Begin Given records

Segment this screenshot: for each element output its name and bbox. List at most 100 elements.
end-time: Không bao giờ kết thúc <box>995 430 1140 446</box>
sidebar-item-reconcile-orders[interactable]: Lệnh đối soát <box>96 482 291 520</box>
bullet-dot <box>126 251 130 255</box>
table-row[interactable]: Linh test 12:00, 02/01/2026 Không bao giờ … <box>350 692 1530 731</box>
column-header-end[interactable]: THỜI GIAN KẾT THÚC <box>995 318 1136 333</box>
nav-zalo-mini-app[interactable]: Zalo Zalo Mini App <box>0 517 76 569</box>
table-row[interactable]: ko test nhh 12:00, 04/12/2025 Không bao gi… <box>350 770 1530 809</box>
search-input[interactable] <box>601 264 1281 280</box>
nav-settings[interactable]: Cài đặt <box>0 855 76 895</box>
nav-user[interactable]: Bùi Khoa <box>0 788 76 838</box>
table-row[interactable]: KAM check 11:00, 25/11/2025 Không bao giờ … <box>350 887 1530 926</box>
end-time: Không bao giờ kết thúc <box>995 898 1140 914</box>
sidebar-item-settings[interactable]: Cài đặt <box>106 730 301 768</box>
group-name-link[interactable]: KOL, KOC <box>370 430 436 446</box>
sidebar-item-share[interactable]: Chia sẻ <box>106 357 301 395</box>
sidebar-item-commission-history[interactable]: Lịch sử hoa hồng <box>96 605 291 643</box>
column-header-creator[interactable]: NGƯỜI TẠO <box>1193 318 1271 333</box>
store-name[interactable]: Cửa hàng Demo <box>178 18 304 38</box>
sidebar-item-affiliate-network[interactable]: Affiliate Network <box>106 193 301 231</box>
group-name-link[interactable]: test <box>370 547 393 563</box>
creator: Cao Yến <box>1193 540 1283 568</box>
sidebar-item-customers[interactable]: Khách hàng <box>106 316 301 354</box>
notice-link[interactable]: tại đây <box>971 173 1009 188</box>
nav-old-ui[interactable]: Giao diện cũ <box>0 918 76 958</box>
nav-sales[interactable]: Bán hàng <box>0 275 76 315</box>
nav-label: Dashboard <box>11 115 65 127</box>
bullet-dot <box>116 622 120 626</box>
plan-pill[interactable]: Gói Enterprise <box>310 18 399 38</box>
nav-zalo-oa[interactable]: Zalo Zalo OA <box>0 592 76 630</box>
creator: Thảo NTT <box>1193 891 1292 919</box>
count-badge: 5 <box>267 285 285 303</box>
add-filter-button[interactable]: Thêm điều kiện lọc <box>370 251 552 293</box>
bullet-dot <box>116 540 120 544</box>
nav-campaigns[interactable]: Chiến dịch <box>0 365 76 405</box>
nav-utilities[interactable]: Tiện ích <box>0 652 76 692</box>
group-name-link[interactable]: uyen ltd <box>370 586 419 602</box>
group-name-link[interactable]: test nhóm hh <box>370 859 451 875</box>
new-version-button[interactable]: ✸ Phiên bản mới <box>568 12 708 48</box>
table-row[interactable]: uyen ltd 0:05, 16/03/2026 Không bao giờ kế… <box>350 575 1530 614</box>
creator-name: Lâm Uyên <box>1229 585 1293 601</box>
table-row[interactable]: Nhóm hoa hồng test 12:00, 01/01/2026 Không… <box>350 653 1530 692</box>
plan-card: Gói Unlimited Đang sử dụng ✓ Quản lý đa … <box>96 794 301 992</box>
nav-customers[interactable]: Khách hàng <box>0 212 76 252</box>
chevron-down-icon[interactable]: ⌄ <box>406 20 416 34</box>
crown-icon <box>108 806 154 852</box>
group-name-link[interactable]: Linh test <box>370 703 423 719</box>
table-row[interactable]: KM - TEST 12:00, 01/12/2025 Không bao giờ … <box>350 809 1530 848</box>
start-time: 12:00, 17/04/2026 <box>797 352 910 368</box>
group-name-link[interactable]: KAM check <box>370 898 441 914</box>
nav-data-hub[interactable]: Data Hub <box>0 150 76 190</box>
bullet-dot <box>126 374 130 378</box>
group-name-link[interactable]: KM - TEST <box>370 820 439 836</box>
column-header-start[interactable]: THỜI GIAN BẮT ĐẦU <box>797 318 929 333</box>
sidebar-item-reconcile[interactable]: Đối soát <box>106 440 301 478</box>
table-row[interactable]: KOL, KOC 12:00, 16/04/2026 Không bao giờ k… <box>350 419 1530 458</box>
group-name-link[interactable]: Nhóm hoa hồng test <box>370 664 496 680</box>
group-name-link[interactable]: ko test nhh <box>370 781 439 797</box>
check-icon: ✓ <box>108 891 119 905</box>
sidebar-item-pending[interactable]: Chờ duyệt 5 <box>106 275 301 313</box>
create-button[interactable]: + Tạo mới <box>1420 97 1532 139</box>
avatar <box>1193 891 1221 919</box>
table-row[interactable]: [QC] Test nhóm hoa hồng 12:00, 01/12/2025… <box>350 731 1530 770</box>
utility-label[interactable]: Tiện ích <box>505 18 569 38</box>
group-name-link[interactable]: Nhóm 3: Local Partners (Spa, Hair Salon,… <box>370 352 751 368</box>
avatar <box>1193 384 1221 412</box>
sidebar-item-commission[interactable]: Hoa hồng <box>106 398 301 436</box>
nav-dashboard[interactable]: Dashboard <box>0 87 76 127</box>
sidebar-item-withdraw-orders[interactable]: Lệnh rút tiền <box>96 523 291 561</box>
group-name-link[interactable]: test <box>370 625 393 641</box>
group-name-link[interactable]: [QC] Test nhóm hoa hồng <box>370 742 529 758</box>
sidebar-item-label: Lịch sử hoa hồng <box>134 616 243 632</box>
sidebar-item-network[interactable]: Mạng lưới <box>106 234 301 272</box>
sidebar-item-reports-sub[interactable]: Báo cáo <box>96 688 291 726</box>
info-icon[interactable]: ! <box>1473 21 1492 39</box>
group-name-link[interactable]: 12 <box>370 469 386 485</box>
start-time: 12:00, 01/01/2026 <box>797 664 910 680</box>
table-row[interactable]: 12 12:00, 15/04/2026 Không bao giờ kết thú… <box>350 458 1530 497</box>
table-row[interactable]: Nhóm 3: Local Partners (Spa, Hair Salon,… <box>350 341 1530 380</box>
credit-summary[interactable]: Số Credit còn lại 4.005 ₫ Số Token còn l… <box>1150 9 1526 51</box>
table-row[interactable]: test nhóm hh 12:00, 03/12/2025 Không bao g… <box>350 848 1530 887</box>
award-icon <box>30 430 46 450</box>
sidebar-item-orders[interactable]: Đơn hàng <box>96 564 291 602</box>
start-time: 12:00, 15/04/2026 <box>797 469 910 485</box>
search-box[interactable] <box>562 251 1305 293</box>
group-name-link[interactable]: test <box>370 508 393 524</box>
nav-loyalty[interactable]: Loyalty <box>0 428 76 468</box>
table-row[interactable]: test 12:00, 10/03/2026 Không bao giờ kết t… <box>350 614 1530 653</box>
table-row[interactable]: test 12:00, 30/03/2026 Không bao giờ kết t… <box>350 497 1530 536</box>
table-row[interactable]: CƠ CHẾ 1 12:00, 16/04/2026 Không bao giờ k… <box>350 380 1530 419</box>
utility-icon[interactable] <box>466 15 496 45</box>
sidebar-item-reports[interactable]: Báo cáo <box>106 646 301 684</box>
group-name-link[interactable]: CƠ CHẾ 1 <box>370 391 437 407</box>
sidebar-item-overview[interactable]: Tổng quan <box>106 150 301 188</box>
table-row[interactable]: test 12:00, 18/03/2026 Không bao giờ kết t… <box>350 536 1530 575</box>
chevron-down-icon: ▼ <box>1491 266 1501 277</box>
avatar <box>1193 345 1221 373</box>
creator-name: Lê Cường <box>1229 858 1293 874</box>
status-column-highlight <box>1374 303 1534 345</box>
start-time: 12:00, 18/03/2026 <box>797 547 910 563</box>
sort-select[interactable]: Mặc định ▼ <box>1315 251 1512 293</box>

End Given records

- **Problem**
Copy each line of the records above word for word, from start to finish.

- **Exercise output**
Segment this screenshot: for each element output its name and bbox. List at most 100 elements.
end-time: Không bao giờ kết thúc <box>995 430 1140 446</box>
sidebar-item-reconcile-orders[interactable]: Lệnh đối soát <box>96 482 291 520</box>
bullet-dot <box>126 251 130 255</box>
table-row[interactable]: Linh test 12:00, 02/01/2026 Không bao giờ … <box>350 692 1530 731</box>
column-header-end[interactable]: THỜI GIAN KẾT THÚC <box>995 318 1136 333</box>
nav-zalo-mini-app[interactable]: Zalo Zalo Mini App <box>0 517 76 569</box>
table-row[interactable]: ko test nhh 12:00, 04/12/2025 Không bao gi… <box>350 770 1530 809</box>
search-input[interactable] <box>601 264 1281 280</box>
nav-settings[interactable]: Cài đặt <box>0 855 76 895</box>
nav-user[interactable]: Bùi Khoa <box>0 788 76 838</box>
table-row[interactable]: KAM check 11:00, 25/11/2025 Không bao giờ … <box>350 887 1530 926</box>
end-time: Không bao giờ kết thúc <box>995 898 1140 914</box>
sidebar-item-settings[interactable]: Cài đặt <box>106 730 301 768</box>
group-name-link[interactable]: KOL, KOC <box>370 430 436 446</box>
sidebar-item-share[interactable]: Chia sẻ <box>106 357 301 395</box>
sidebar-item-commission-history[interactable]: Lịch sử hoa hồng <box>96 605 291 643</box>
column-header-creator[interactable]: NGƯỜI TẠO <box>1193 318 1271 333</box>
store-name[interactable]: Cửa hàng Demo <box>178 18 304 38</box>
sidebar-item-affiliate-network[interactable]: Affiliate Network <box>106 193 301 231</box>
group-name-link[interactable]: test <box>370 547 393 563</box>
creator: Cao Yến <box>1193 540 1283 568</box>
sidebar-item-customers[interactable]: Khách hàng <box>106 316 301 354</box>
notice-link[interactable]: tại đây <box>971 173 1009 188</box>
nav-old-ui[interactable]: Giao diện cũ <box>0 918 76 958</box>
nav-sales[interactable]: Bán hàng <box>0 275 76 315</box>
nav-label: Dashboard <box>11 115 65 127</box>
bullet-dot <box>116 622 120 626</box>
plan-pill[interactable]: Gói Enterprise <box>310 18 399 38</box>
nav-zalo-oa[interactable]: Zalo Zalo OA <box>0 592 76 630</box>
creator: Thảo NTT <box>1193 891 1292 919</box>
count-badge: 5 <box>267 285 285 303</box>
add-filter-button[interactable]: Thêm điều kiện lọc <box>370 251 552 293</box>
bullet-dot <box>116 540 120 544</box>
nav-campaigns[interactable]: Chiến dịch <box>0 365 76 405</box>
nav-utilities[interactable]: Tiện ích <box>0 652 76 692</box>
group-name-link[interactable]: uyen ltd <box>370 586 419 602</box>
group-name-link[interactable]: test nhóm hh <box>370 859 451 875</box>
new-version-button[interactable]: ✸ Phiên bản mới <box>568 12 708 48</box>
table-row[interactable]: uyen ltd 0:05, 16/03/2026 Không bao giờ kế… <box>350 575 1530 614</box>
creator-name: Lâm Uyên <box>1229 585 1293 601</box>
table-row[interactable]: Nhóm hoa hồng test 12:00, 01/01/2026 Không… <box>350 653 1530 692</box>
plan-card: Gói Unlimited Đang sử dụng ✓ Quản lý đa … <box>96 794 301 992</box>
nav-customers[interactable]: Khách hàng <box>0 212 76 252</box>
chevron-down-icon[interactable]: ⌄ <box>406 20 416 34</box>
crown-icon <box>108 806 154 852</box>
group-name-link[interactable]: Linh test <box>370 703 423 719</box>
table-row[interactable]: KM - TEST 12:00, 01/12/2025 Không bao giờ … <box>350 809 1530 848</box>
start-time: 12:00, 17/04/2026 <box>797 352 910 368</box>
group-name-link[interactable]: KAM check <box>370 898 441 914</box>
nav-data-hub[interactable]: Data Hub <box>0 150 76 190</box>
bullet-dot <box>126 374 130 378</box>
group-name-link[interactable]: KM - TEST <box>370 820 439 836</box>
column-header-start[interactable]: THỜI GIAN BẮT ĐẦU <box>797 318 929 333</box>
sidebar-item-reconcile[interactable]: Đối soát <box>106 440 301 478</box>
table-row[interactable]: KOL, KOC 12:00, 16/04/2026 Không bao giờ k… <box>350 419 1530 458</box>
group-name-link[interactable]: Nhóm hoa hồng test <box>370 664 496 680</box>
group-name-link[interactable]: ko test nhh <box>370 781 439 797</box>
check-icon: ✓ <box>108 891 119 905</box>
sidebar-item-pending[interactable]: Chờ duyệt 5 <box>106 275 301 313</box>
create-button[interactable]: + Tạo mới <box>1420 97 1532 139</box>
avatar <box>1193 891 1221 919</box>
table-row[interactable]: [QC] Test nhóm hoa hồng 12:00, 01/12/2025… <box>350 731 1530 770</box>
utility-label[interactable]: Tiện ích <box>505 18 569 38</box>
group-name-link[interactable]: Nhóm 3: Local Partners (Spa, Hair Salon,… <box>370 352 751 368</box>
avatar <box>1193 384 1221 412</box>
sidebar-item-commission[interactable]: Hoa hồng <box>106 398 301 436</box>
nav-dashboard[interactable]: Dashboard <box>0 87 76 127</box>
sidebar-item-withdraw-orders[interactable]: Lệnh rút tiền <box>96 523 291 561</box>
group-name-link[interactable]: test <box>370 625 393 641</box>
group-name-link[interactable]: [QC] Test nhóm hoa hồng <box>370 742 529 758</box>
sidebar-item-label: Lịch sử hoa hồng <box>134 616 243 632</box>
sidebar-item-network[interactable]: Mạng lưới <box>106 234 301 272</box>
sidebar-item-reports-sub[interactable]: Báo cáo <box>96 688 291 726</box>
info-icon[interactable]: ! <box>1473 21 1492 39</box>
group-name-link[interactable]: 12 <box>370 469 386 485</box>
start-time: 12:00, 01/01/2026 <box>797 664 910 680</box>
table-row[interactable]: 12 12:00, 15/04/2026 Không bao giờ kết thú… <box>350 458 1530 497</box>
table-row[interactable]: Nhóm 3: Local Partners (Spa, Hair Salon,… <box>350 341 1530 380</box>
credit-summary[interactable]: Số Credit còn lại 4.005 ₫ Số Token còn l… <box>1150 9 1526 51</box>
table-row[interactable]: test nhóm hh 12:00, 03/12/2025 Không bao g… <box>350 848 1530 887</box>
award-icon <box>30 430 46 450</box>
sidebar-item-orders[interactable]: Đơn hàng <box>96 564 291 602</box>
start-time: 12:00, 15/04/2026 <box>797 469 910 485</box>
search-box[interactable] <box>562 251 1305 293</box>
group-name-link[interactable]: test <box>370 508 393 524</box>
nav-loyalty[interactable]: Loyalty <box>0 428 76 468</box>
table-row[interactable]: test 12:00, 10/03/2026 Không bao giờ kết t… <box>350 614 1530 653</box>
table-row[interactable]: test 12:00, 30/03/2026 Không bao giờ kết t… <box>350 497 1530 536</box>
table-row[interactable]: CƠ CHẾ 1 12:00, 16/04/2026 Không bao giờ k… <box>350 380 1530 419</box>
utility-icon[interactable] <box>466 15 496 45</box>
sidebar-item-reports[interactable]: Báo cáo <box>106 646 301 684</box>
group-name-link[interactable]: CƠ CHẾ 1 <box>370 391 437 407</box>
sidebar-item-overview[interactable]: Tổng quan <box>106 150 301 188</box>
table-row[interactable]: test 12:00, 18/03/2026 Không bao giờ kết t… <box>350 536 1530 575</box>
chevron-down-icon: ▼ <box>1491 266 1501 277</box>
avatar <box>1193 345 1221 373</box>
creator-name: Lê Cường <box>1229 858 1293 874</box>
status-column-highlight <box>1374 303 1534 345</box>
start-time: 12:00, 18/03/2026 <box>797 547 910 563</box>
sort-select[interactable]: Mặc định ▼ <box>1315 251 1512 293</box>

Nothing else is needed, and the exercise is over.